*Problem requirements*: Reproduce all of the data exactly, with no line skipped.
= = =
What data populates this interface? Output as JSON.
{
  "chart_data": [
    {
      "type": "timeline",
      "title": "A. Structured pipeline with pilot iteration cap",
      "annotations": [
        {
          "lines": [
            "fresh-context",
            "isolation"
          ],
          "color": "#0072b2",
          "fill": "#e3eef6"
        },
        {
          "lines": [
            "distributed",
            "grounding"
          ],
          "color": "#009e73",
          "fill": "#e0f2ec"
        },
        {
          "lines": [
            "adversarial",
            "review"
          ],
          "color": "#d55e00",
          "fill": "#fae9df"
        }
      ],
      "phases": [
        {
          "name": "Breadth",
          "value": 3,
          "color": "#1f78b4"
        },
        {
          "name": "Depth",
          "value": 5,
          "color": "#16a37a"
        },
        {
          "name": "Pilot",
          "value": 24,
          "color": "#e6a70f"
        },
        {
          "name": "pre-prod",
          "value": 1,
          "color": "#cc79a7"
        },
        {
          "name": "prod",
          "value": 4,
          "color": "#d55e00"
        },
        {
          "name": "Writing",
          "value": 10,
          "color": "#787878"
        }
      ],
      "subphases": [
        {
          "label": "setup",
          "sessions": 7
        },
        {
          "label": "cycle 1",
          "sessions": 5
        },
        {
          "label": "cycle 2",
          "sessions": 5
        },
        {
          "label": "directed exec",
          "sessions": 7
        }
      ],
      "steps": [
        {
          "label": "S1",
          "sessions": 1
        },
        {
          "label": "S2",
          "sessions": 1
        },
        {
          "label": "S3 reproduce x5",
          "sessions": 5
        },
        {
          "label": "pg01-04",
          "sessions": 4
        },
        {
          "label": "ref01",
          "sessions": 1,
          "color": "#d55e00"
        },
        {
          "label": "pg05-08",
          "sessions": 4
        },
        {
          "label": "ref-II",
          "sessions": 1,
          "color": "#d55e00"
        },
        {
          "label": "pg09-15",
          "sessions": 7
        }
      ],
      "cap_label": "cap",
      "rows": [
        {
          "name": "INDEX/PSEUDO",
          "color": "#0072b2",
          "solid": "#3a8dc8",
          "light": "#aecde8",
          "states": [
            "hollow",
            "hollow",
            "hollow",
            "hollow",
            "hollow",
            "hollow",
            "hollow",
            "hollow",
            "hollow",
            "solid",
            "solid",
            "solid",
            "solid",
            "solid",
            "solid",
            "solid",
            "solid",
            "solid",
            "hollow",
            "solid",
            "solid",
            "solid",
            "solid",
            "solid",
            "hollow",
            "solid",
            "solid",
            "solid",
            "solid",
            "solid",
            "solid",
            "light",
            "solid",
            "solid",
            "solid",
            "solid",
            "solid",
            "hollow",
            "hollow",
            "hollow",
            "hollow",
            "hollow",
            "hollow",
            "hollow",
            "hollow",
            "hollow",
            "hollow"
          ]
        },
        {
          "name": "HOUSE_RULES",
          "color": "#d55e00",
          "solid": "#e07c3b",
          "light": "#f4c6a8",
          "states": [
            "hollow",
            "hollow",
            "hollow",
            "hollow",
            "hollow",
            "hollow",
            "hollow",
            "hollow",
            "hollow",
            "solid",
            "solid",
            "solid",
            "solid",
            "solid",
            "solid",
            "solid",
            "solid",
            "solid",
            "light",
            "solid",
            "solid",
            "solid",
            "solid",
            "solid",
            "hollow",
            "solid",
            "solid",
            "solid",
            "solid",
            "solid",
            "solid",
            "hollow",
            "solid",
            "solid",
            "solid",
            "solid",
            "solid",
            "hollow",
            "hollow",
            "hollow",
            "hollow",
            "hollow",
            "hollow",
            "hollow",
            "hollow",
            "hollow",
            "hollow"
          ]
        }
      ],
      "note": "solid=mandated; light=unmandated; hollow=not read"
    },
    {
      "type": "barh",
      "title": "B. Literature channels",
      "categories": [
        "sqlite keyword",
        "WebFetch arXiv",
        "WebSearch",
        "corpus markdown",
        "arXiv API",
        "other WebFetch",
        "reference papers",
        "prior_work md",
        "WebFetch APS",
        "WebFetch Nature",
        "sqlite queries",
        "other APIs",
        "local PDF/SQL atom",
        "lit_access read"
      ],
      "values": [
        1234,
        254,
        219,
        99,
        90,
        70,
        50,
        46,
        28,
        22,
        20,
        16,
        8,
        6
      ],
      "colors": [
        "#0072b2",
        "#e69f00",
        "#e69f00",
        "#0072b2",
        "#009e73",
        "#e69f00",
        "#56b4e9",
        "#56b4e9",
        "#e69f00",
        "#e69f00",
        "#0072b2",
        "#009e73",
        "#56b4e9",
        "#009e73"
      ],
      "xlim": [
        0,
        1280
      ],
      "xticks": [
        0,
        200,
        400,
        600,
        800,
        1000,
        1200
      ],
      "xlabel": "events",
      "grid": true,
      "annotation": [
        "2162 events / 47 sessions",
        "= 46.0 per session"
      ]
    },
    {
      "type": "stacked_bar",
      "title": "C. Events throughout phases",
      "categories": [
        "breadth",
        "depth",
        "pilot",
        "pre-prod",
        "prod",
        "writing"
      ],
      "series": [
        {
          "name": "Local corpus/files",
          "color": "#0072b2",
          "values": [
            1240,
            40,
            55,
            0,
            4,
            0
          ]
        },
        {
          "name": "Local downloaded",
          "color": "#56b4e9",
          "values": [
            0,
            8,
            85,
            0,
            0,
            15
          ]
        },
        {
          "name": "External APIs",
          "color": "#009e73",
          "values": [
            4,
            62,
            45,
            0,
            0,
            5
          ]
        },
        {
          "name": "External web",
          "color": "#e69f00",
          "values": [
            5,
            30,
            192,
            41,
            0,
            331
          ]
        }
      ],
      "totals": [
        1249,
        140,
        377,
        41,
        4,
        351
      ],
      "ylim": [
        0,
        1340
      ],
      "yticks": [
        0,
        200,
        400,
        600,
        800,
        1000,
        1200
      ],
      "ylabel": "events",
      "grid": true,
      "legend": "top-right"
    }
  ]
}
= = =
*Complete answer*:
What data populates this interface? Output as JSON.
{
  "chart_data": [
    {
      "type": "timeline",
      "title": "A. Structured pipeline with pilot iteration cap",
      "annotations": [
        {
          "lines": [
            "fresh-context",
            "isolation"
          ],
          "color": "#0072b2",
          "fill": "#e3eef6"
        },
        {
          "lines": [
            "distributed",
            "grounding"
          ],
          "color": "#009e73",
          "fill": "#e0f2ec"
        },
        {
          "lines": [
            "adversarial",
            "review"
          ],
          "color": "#d55e00",
          "fill": "#fae9df"
        }
      ],
      "phases": [
        {
          "name": "Breadth",
          "value": 3,
          "color": "#1f78b4"
        },
        {
          "name": "Depth",
          "value": 5,
          "color": "#16a37a"
        },
        {
          "name": "Pilot",
          "value": 24,
          "color": "#e6a70f"
        },
        {
          "name": "pre-prod",
          "value": 1,
          "color": "#cc79a7"
        },
        {
          "name": "prod",
          "value": 4,
          "color": "#d55e00"
        },
        {
          "name": "Writing",
          "value": 10,
          "color": "#787878"
        }
      ],
      "subphases": [
        {
          "label": "setup",
          "sessions": 7
        },
        {
          "label": "cycle 1",
          "sessions": 5
        },
        {
          "label": "cycle 2",
          "sessions": 5
        },
        {
          "label": "directed exec",
          "sessions": 7
        }
      ],
      "steps": [
        {
          "label": "S1",
          "sessions": 1
        },
        {
          "label": "S2",
          "sessions": 1
        },
        {
          "label": "S3 reproduce x5",
          "sessions": 5
        },
        {
          "label": "pg01-04",
          "sessions": 4
        },
        {
          "label": "ref01",
          "sessions": 1,
          "color": "#d55e00"
        },
        {
          "label": "pg05-08",
          "sessions": 4
        },
        {
          "label": "ref-II",
          "sessions": 1,
          "color": "#d55e00"
        },
        {
          "label": "pg09-15",
          "sessions": 7
        }
      ],
      "cap_label": "cap",
      "rows": [
        {
          "name": "INDEX/PSEUDO",
          "color": "#0072b2",
          "solid": "#3a8dc8",
          "light": "#aecde8",
          "states": [
            "hollow",
            "hollow",
            "hollow",
            "hollow",
            "hollow",
            "hollow",
            "hollow",
            "hollow",
            "hollow",
            "solid",
            "solid",
            "solid",
            "solid",
            "solid",
            "solid",
            "solid",
            "solid",
            "solid",
            "hollow",
            "solid",
            "solid",
            "solid",
            "solid",
            "solid",
            "hollow",
            "solid",
            "solid",
            "solid",
            "solid",
            "solid",
            "solid",
            "light",
            "solid",
            "solid",
            "solid",
            "solid",
            "solid",
            "hollow",
            "hollow",
            "hollow",
            "hollow",
            "hollow",
            "hollow",
            "hollow",
            "hollow",
            "hollow",
            "hollow"
          ]
        },
        {
          "name": "HOUSE_RULES",
          "color": "#d55e00",
          "solid": "#e07c3b",
          "light": "#f4c6a8",
          "states": [
            "hollow",
            "hollow",
            "hollow",
            "hollow",
            "hollow",
            "hollow",
            "hollow",
            "hollow",
            "hollow",
            "solid",
            "solid",
            "solid",
            "solid",
            "solid",
            "solid",
            "solid",
            "solid",
            "solid",
            "light",
            "solid",
            "solid",
            "solid",
            "solid",
            "solid",
            "hollow",
            "solid",
            "solid",
            "solid",
            "solid",
            "solid",
            "solid",
            "hollow",
            "solid",
            "solid",
            "solid",
            "solid",
            "solid",
            "hollow",
            "hollow",
            "hollow",
            "hollow",
            "hollow",
            "hollow",
            "hollow",
            "hollow",
            "hollow",
            "hollow"
          ]
        }
      ],
      "note": "solid=mandated; light=unmandated; hollow=not read"
    },
    {
      "type": "barh",
      "title": "B. Literature channels",
      "categories": [
        "sqlite keyword",
        "WebFetch arXiv",
        "WebSearch",
        "corpus markdown",
        "arXiv API",
        "other WebFetch",
        "reference papers",
        "prior_work md",
        "WebFetch APS",
        "WebFetch Nature",
        "sqlite queries",
        "other APIs",
        "local PDF/SQL atom",
        "lit_access read"
      ],
      "values": [
        1234,
        254,
        219,
        99,
        90,
        70,
        50,
        46,
        28,
        22,
        20,
        16,
        8,
        6
      ],
      "colors": [
        "#0072b2",
        "#e69f00",
        "#e69f00",
        "#0072b2",
        "#009e73",
        "#e69f00",
        "#56b4e9",
        "#56b4e9",
        "#e69f00",
        "#e69f00",
        "#0072b2",
        "#009e73",
        "#56b4e9",
        "#009e73"
      ],
      "xlim": [
        0,
        1280
      ],
      "xticks": [
        0,
        200,
        400,
        600,
        800,
        1000,
        1200
      ],
      "xlabel": "events",
      "grid": true,
      "annotation": [
        "2162 events / 47 sessions",
        "= 46.0 per session"
      ]
    },
    {
      "type": "stacked_bar",
      "title": "C. Events throughout phases",
      "categories": [
        "breadth",
        "depth",
        "pilot",
        "pre-prod",
        "prod",
        "writing"
      ],
      "series": [
        {
          "name": "Local corpus/files",
          "color": "#0072b2",
          "values": [
            1240,
            40,
            55,
            0,
            4,
            0
          ]
        },
        {
          "name": "Local downloaded",
          "color": "#56b4e9",
          "values": [
            0,
            8,
            85,
            0,
            0,
            15
          ]
        },
        {
          "name": "External APIs",
          "color": "#009e73",
          "values": [
            4,
            62,
            45,
            0,
            0,
            5
          ]
        },
        {
          "name": "External web",
          "color": "#e69f00",
          "values": [
            5,
            30,
            192,
            41,
            0,
            331
          ]
        }
      ],
      "totals": [
        1249,
        140,
        377,
        41,
        4,
        351
      ],
      "ylim": [
        0,
        1340
      ],
      "yticks": [
        0,
        200,
        400,
        600,
        800,
        1000,
        1200
      ],
      "ylabel": "events",
      "grid": true,
      "legend": "top-right"
    }
  ]
}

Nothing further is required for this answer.